[WRITTEN EXERCISE] In the listing below, find every line with the string "gendered" and pull it out.

[LISTING]
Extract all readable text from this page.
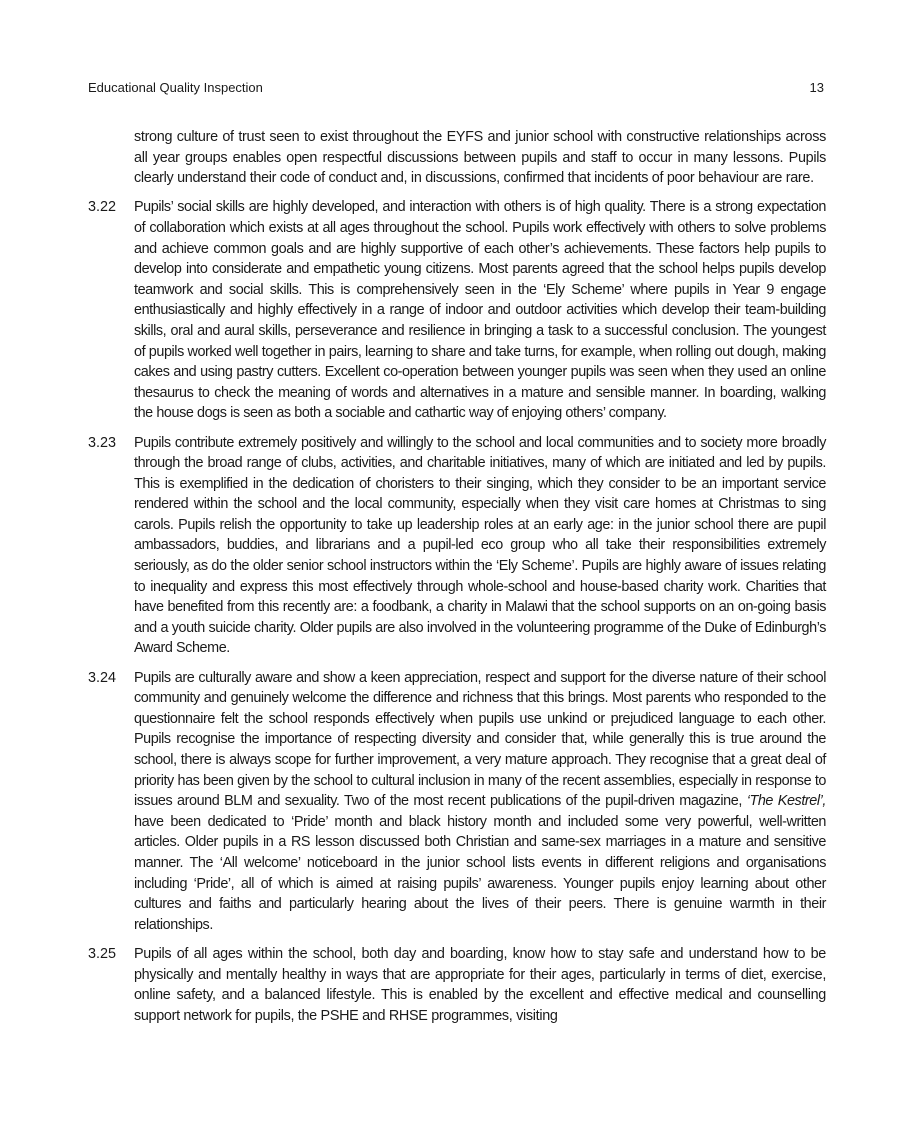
Educational Quality Inspection	13
strong culture of trust seen to exist throughout the EYFS and junior school with constructive relationships across all year groups enables open respectful discussions between pupils and staff to occur in many lessons. Pupils clearly understand their code of conduct and, in discussions, confirmed that incidents of poor behaviour are rare.
3.22	Pupils’ social skills are highly developed, and interaction with others is of high quality. There is a strong expectation of collaboration which exists at all ages throughout the school. Pupils work effectively with others to solve problems and achieve common goals and are highly supportive of each other’s achievements. These factors help pupils to develop into considerate and empathetic young citizens. Most parents agreed that the school helps pupils develop teamwork and social skills. This is comprehensively seen in the ‘Ely Scheme’ where pupils in Year 9 engage enthusiastically and highly effectively in a range of indoor and outdoor activities which develop their team-building skills, oral and aural skills, perseverance and resilience in bringing a task to a successful conclusion. The youngest of pupils worked well together in pairs, learning to share and take turns, for example, when rolling out dough, making cakes and using pastry cutters. Excellent co-operation between younger pupils was seen when they used an online thesaurus to check the meaning of words and alternatives in a mature and sensible manner. In boarding, walking the house dogs is seen as both a sociable and cathartic way of enjoying others’ company.
3.23	Pupils contribute extremely positively and willingly to the school and local communities and to society more broadly through the broad range of clubs, activities, and charitable initiatives, many of which are initiated and led by pupils. This is exemplified in the dedication of choristers to their singing, which they consider to be an important service rendered within the school and the local community, especially when they visit care homes at Christmas to sing carols. Pupils relish the opportunity to take up leadership roles at an early age: in the junior school there are pupil ambassadors, buddies, and librarians and a pupil-led eco group who all take their responsibilities extremely seriously, as do the older senior school instructors within the ‘Ely Scheme’. Pupils are highly aware of issues relating to inequality and express this most effectively through whole-school and house-based charity work. Charities that have benefited from this recently are: a foodbank, a charity in Malawi that the school supports on an on-going basis and a youth suicide charity. Older pupils are also involved in the volunteering programme of the Duke of Edinburgh’s Award Scheme.
3.24	Pupils are culturally aware and show a keen appreciation, respect and support for the diverse nature of their school community and genuinely welcome the difference and richness that this brings. Most parents who responded to the questionnaire felt the school responds effectively when pupils use unkind or prejudiced language to each other. Pupils recognise the importance of respecting diversity and consider that, while generally this is true around the school, there is always scope for further improvement, a very mature approach. They recognise that a great deal of priority has been given by the school to cultural inclusion in many of the recent assemblies, especially in response to issues around BLM and sexuality. Two of the most recent publications of the pupil-driven magazine, ‘The Kestrel’, have been dedicated to ‘Pride’ month and black history month and included some very powerful, well-written articles. Older pupils in a RS lesson discussed both Christian and same-sex marriages in a mature and sensitive manner. The ‘All welcome’ noticeboard in the junior school lists events in different religions and organisations including ‘Pride’, all of which is aimed at raising pupils’ awareness. Younger pupils enjoy learning about other cultures and faiths and particularly hearing about the lives of their peers. There is genuine warmth in their relationships.
3.25	Pupils of all ages within the school, both day and boarding, know how to stay safe and understand how to be physically and mentally healthy in ways that are appropriate for their ages, particularly in terms of diet, exercise, online safety, and a balanced lifestyle. This is enabled by the excellent and effective medical and counselling support network for pupils, the PSHE and RHSE programmes, visiting
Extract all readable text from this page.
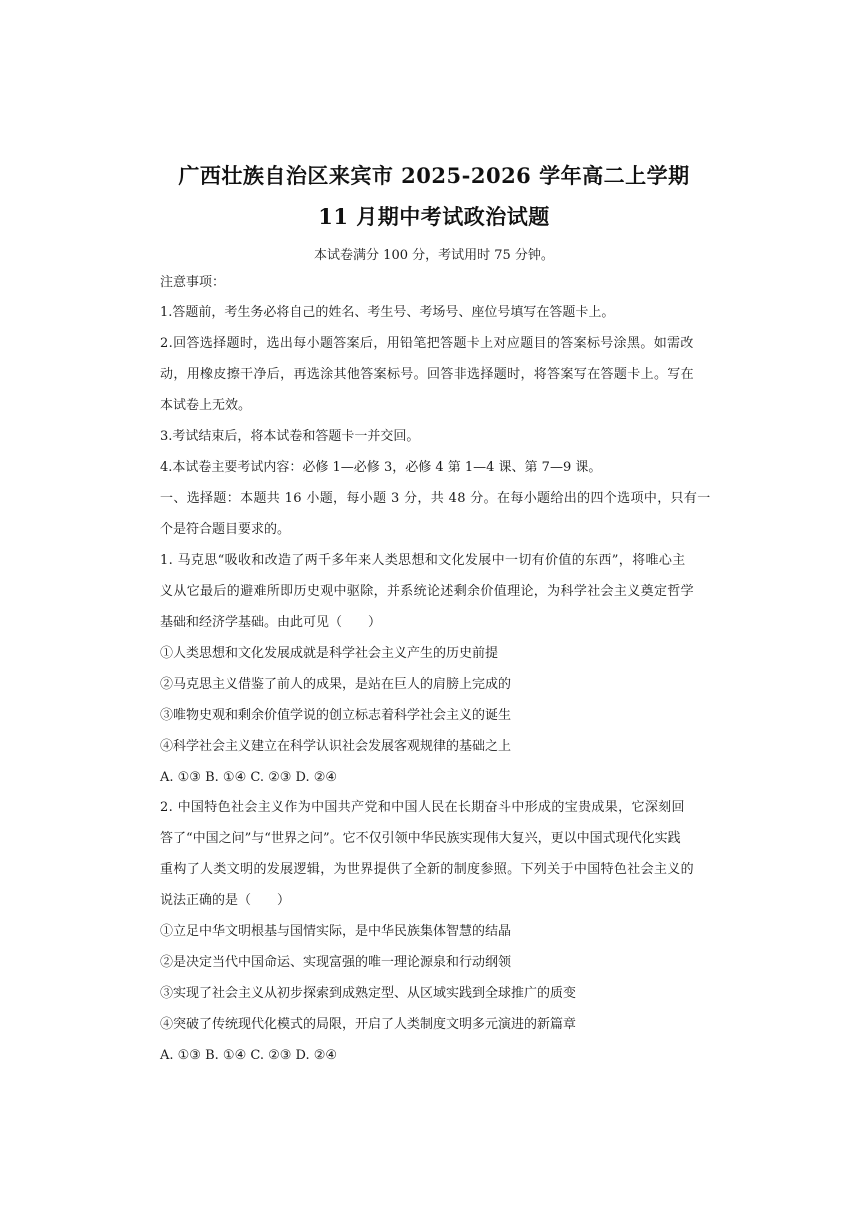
广西壮族自治区来宾市 2025-2026 学年高二上学期
11 月期中考试政治试题
本试卷满分 100 分，考试用时 75 分钟。
注意事项：
1.答题前，考生务必将自己的姓名、考生号、考场号、座位号填写在答题卡上。
2.回答选择题时，选出每小题答案后，用铅笔把答题卡上对应题目的答案标号涂黑。如需改
动，用橡皮擦干净后，再选涂其他答案标号。回答非选择题时，将答案写在答题卡上。写在
本试卷上无效。
3.考试结束后，将本试卷和答题卡一并交回。
4.本试卷主要考试内容：必修 1—必修 3，必修 4 第 1—4 课、第 7—9 课。
一、选择题：本题共 16 小题，每小题 3 分，共 48 分。在每小题给出的四个选项中，只有一
个是符合题目要求的。
1. 马克思“吸收和改造了两千多年来人类思想和文化发展中一切有价值的东西”，将唯心主
义从它最后的避难所即历史观中驱除，并系统论述剩余价值理论，为科学社会主义奠定哲学
基础和经济学基础。由此可见（　　）
①人类思想和文化发展成就是科学社会主义产生的历史前提
②马克思主义借鉴了前人的成果，是站在巨人的肩膀上完成的
③唯物史观和剩余价值学说的创立标志着科学社会主义的诞生
④科学社会主义建立在科学认识社会发展客观规律的基础之上
A. ①③ B. ①④ C. ②③ D. ②④
2. 中国特色社会主义作为中国共产党和中国人民在长期奋斗中形成的宝贵成果，它深刻回
答了“中国之问”与“世界之问”。它不仅引领中华民族实现伟大复兴，更以中国式现代化实践
重构了人类文明的发展逻辑，为世界提供了全新的制度参照。下列关于中国特色社会主义的
说法正确的是（　　）
①立足中华文明根基与国情实际，是中华民族集体智慧的结晶
②是决定当代中国命运、实现富强的唯一理论源泉和行动纲领
③实现了社会主义从初步探索到成熟定型、从区域实践到全球推广的质变
④突破了传统现代化模式的局限，开启了人类制度文明多元演进的新篇章
A. ①③ B. ①④ C. ②③ D. ②④
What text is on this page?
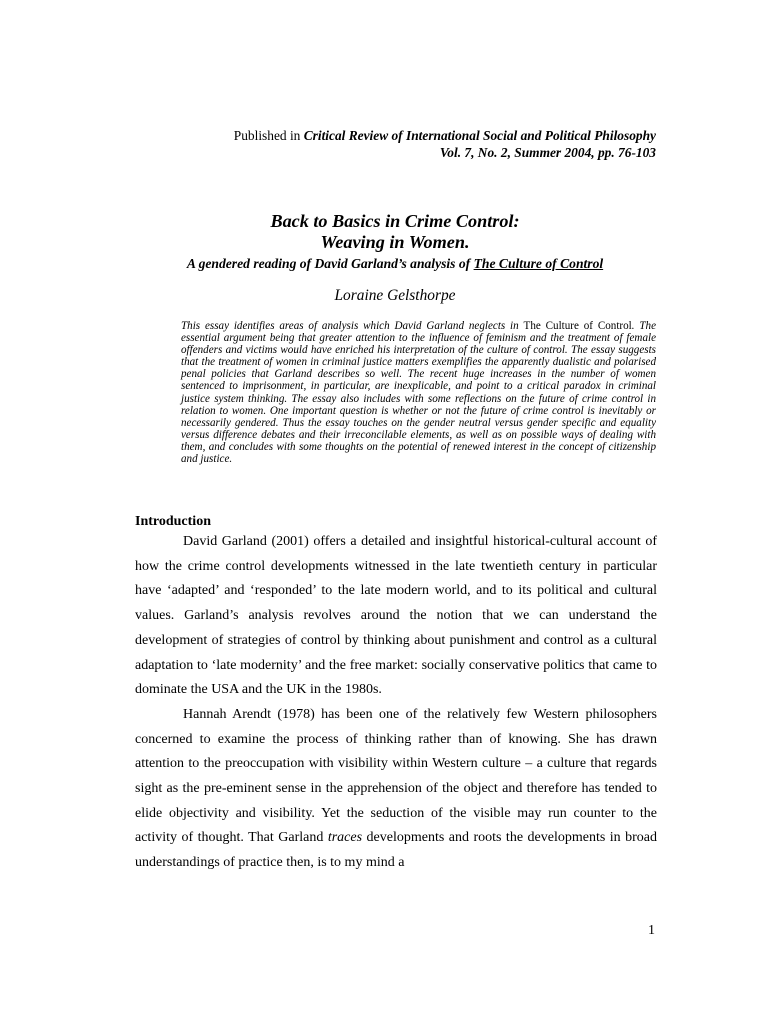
Published in Critical Review of International Social and Political Philosophy
Vol. 7, No. 2, Summer 2004, pp. 76-103
Back to Basics in Crime Control:
Weaving in Women.
A gendered reading of David Garland’s analysis of The Culture of Control
Loraine Gelsthorpe
This essay identifies areas of analysis which David Garland neglects in The Culture of Control. The essential argument being that greater attention to the influence of feminism and the treatment of female offenders and victims would have enriched his interpretation of the culture of control. The essay suggests that the treatment of women in criminal justice matters exemplifies the apparently dualistic and polarised penal policies that Garland describes so well. The recent huge increases in the number of women sentenced to imprisonment, in particular, are inexplicable, and point to a critical paradox in criminal justice system thinking. The essay also includes with some reflections on the future of crime control in relation to women. One important question is whether or not the future of crime control is inevitably or necessarily gendered. Thus the essay touches on the gender neutral versus gender specific and equality versus difference debates and their irreconcilable elements, as well as on possible ways of dealing with them, and concludes with some thoughts on the potential of renewed interest in the concept of citizenship and justice.
Introduction

David Garland (2001) offers a detailed and insightful historical-cultural account of how the crime control developments witnessed in the late twentieth century in particular have ‘adapted’ and ‘responded’ to the late modern world, and to its political and cultural values. Garland’s analysis revolves around the notion that we can understand the development of strategies of control by thinking about punishment and control as a cultural adaptation to ‘late modernity’ and the free market: socially conservative politics that came to dominate the USA and the UK in the 1980s.

Hannah Arendt (1978) has been one of the relatively few Western philosophers concerned to examine the process of thinking rather than of knowing. She has drawn attention to the preoccupation with visibility within Western culture – a culture that regards sight as the pre-eminent sense in the apprehension of the object and therefore has tended to elide objectivity and visibility. Yet the seduction of the visible may run counter to the activity of thought. That Garland traces developments and roots the developments in broad understandings of practice then, is to my mind a

1
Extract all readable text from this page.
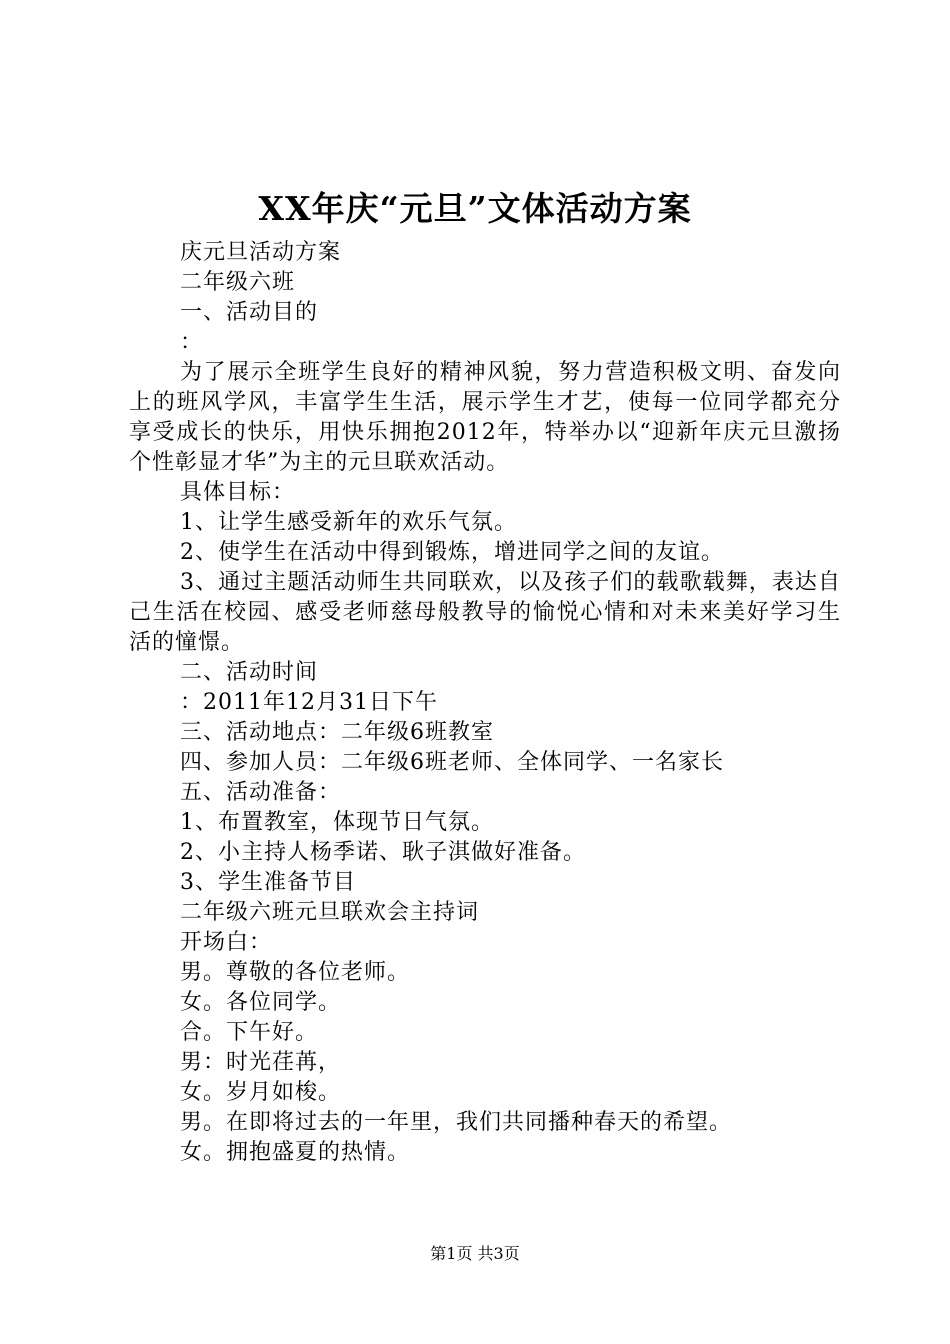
XX年庆“元旦”文体活动方案

庆元旦活动方案

二年级六班

一、活动目的

：

为了展示全班学生良好的精神风貌，努力营造积极文明、奋发向上的班风学风，丰富学生生活，展示学生才艺，使每一位同学都充分享受成长的快乐，用快乐拥抱2012年，特举办以“迎新年庆元旦激扬个性彰显才华”为主的元旦联欢活动。

具体目标：

1、让学生感受新年的欢乐气氛。

2、使学生在活动中得到锻炼，增进同学之间的友谊。

3、通过主题活动师生共同联欢，以及孩子们的载歌载舞，表达自己生活在校园、感受老师慈母般教导的愉悦心情和对未来美好学习生活的憧憬。

二、活动时间

：2011年12月31日下午

三、活动地点：二年级6班教室

四、参加人员：二年级6班老师、全体同学、一名家长

五、活动准备：

1、布置教室，体现节日气氛。

2、小主持人杨季诺、耿子淇做好准备。

3、学生准备节目

二年级六班元旦联欢会主持词

开场白：

男。尊敬的各位老师。

女。各位同学。

合。下午好。

男：时光荏苒，

女。岁月如梭。

男。在即将过去的一年里，我们共同播种春天的希望。

女。拥抱盛夏的热情。

第1页 共3页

[EXERCISE RESULT]
A gendered reading of David Garland’s analysis of The Culture of Control
This essay identifies areas of analysis which David Garland neglects in The Culture of Control. The essential argument being that greater attention to the influence of feminism and the treatment of female offenders and victims would have enriched his interpretation of the culture of control. The essay suggests that the treatment of women in criminal justice matters exemplifies the apparently dualistic and polarised penal policies that Garland describes so well. The recent huge increases in the number of women sentenced to imprisonment, in particular, are inexplicable, and point to a critical paradox in criminal justice system thinking. The essay also includes with some reflections on the future of crime control in relation to women. One important question is whether or not the future of crime control is inevitably or necessarily gendered. Thus the essay touches on the gender neutral versus gender specific and equality versus difference debates and their irreconcilable elements, as well as on possible ways of dealing with them, and concludes with some thoughts on the potential of renewed interest in the concept of citizenship and justice.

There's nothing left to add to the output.